(COSA SI CHIEDE) Prosegui il testo su Gianni Vattimo e il "pensiero debole", riprendendo subito dopo la sua ultima frase.

(TESTO FORNITO)
- - - - -
Un libro per voi: gli “Scritti filosofici e politici” di Gianni Vattimo
di Stefano Marengo|
“L’essere è camolato”. Ricordo che a lezione Gianni Vattimo era solito descrivere così, con una buona dose di ironia, la sua posizione filosofica. Il piemontesismo, in effetti, rendeva perfettamente l’idea: viviamo in un tempo in cui l’essere, come un vecchio mobile, è pieno di tarli. Detto altrimenti, le grandi costruzioni metafisiche della storia europea hanno perso la loro cogenza, si presentano logore e usurate, prive dell’autorità che avevano un tempo. Il che non è affatto un male. Infatti, una volta superato il disorientamento che tutto ciò sulle prime può comportare, ciò che diventa possibile è l’articolazione di nuovi progetti di emancipazione. Questo, in estrema sintesi, è il nucleo di quel “pensiero debole” che Vattimo è andato sviluppando in un lungo percorso intellettuale.
- - - - -
(RECORD ELENCATI)
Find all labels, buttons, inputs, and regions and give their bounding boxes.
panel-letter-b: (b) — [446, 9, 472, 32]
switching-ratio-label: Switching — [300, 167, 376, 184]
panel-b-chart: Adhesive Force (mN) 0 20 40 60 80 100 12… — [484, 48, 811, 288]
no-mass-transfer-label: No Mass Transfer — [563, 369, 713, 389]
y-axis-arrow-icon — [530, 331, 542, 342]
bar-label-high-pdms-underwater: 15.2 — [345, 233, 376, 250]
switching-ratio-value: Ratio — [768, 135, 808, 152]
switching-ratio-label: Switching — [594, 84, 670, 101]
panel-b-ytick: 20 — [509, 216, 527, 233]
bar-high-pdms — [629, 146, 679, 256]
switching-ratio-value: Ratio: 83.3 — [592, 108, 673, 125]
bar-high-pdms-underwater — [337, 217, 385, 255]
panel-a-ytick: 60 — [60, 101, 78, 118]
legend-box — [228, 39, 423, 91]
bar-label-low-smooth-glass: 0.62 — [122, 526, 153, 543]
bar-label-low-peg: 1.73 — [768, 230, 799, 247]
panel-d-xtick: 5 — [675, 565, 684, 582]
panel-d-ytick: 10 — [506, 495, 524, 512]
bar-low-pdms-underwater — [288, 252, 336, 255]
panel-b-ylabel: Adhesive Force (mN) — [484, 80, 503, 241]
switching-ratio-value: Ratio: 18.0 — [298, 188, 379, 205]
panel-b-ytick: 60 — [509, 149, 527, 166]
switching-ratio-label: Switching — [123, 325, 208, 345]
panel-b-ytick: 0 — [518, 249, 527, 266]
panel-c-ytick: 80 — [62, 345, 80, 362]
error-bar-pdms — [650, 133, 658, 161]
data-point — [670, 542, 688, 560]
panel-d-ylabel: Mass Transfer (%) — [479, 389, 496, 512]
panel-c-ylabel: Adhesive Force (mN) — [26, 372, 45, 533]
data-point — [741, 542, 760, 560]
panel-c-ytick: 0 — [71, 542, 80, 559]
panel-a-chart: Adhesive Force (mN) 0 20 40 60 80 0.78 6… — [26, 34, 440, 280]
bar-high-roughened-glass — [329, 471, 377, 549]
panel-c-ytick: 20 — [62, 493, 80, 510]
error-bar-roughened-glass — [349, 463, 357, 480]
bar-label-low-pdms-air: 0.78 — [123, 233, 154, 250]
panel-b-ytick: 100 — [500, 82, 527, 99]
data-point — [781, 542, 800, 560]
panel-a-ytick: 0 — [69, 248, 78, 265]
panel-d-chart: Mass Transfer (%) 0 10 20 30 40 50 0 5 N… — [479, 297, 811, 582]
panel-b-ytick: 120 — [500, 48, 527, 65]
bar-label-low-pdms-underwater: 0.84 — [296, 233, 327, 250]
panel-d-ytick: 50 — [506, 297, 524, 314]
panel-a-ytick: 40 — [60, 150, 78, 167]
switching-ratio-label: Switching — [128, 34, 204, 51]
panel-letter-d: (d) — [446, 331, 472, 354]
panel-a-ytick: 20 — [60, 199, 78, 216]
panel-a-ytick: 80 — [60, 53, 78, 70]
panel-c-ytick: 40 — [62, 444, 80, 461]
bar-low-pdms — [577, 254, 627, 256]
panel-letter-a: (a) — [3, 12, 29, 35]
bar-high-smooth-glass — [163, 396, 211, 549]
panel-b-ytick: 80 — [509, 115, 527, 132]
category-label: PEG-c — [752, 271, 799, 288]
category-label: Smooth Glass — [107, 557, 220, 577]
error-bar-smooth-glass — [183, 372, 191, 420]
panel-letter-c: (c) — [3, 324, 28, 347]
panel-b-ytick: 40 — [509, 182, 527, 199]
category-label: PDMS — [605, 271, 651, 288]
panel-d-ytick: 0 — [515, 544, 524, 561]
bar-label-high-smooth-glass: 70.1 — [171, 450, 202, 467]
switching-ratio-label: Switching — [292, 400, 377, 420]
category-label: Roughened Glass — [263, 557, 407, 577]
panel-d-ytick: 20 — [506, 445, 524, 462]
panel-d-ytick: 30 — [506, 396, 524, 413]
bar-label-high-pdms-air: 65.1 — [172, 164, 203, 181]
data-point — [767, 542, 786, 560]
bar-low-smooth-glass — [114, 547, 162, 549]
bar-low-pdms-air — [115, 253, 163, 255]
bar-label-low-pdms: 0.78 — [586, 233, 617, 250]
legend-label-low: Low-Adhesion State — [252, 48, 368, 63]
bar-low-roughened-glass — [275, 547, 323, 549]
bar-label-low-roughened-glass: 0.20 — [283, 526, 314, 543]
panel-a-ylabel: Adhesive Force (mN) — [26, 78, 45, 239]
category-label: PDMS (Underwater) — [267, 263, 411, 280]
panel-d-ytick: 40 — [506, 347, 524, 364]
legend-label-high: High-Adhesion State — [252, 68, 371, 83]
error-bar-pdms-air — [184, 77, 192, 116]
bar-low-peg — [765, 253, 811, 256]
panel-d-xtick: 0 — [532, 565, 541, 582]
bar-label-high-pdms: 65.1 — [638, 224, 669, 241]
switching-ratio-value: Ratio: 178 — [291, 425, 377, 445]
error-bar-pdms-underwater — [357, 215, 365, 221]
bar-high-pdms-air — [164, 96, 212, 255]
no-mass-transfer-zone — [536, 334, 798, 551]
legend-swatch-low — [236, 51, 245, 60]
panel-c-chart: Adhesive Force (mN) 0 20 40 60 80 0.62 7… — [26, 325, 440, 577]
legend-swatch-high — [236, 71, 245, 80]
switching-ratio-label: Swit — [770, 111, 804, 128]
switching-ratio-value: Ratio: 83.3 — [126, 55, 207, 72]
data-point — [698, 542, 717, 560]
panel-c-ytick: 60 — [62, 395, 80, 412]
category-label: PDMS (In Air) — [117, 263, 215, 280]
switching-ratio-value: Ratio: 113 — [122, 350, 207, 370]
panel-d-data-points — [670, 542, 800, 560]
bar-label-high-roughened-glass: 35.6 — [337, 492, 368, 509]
- - - - -
(RISPOSTA ALLA CONSEGNA)
Un itinerario che oggi è possibile ripercorrere nelle sue tappe fondamentali grazie all’iniziativa de La Nave di Teseo, che nelle scorse settimane ha pubblicato un ponderoso volume di oltre 2600 pagine che raccoglie i principali “Scritti filosofici e politici” del filosofo torinese. Nel libro, curato da Antonio Gnoli e Gaetano Chiurazzi, si trovano opere degli anni Sessanta e Settanta di ormai difficile reperibilità, come “Essere, storia e linguaggio in Heidegger”, “Poesia e ontologia” e “Il soggetto e la maschera”; i più importanti saggi degli anni Ottanta, come “Le avventure della differenza”, “Al di là del soggetto”, “La fine della modernità” e “La società trasparente”; si arriva, infine, agli scritti più recenti, come “Oltre l’interpretazione”, “Dopo la cristianità”, “Nichilismo ed emancipazione” e “Della realtà”.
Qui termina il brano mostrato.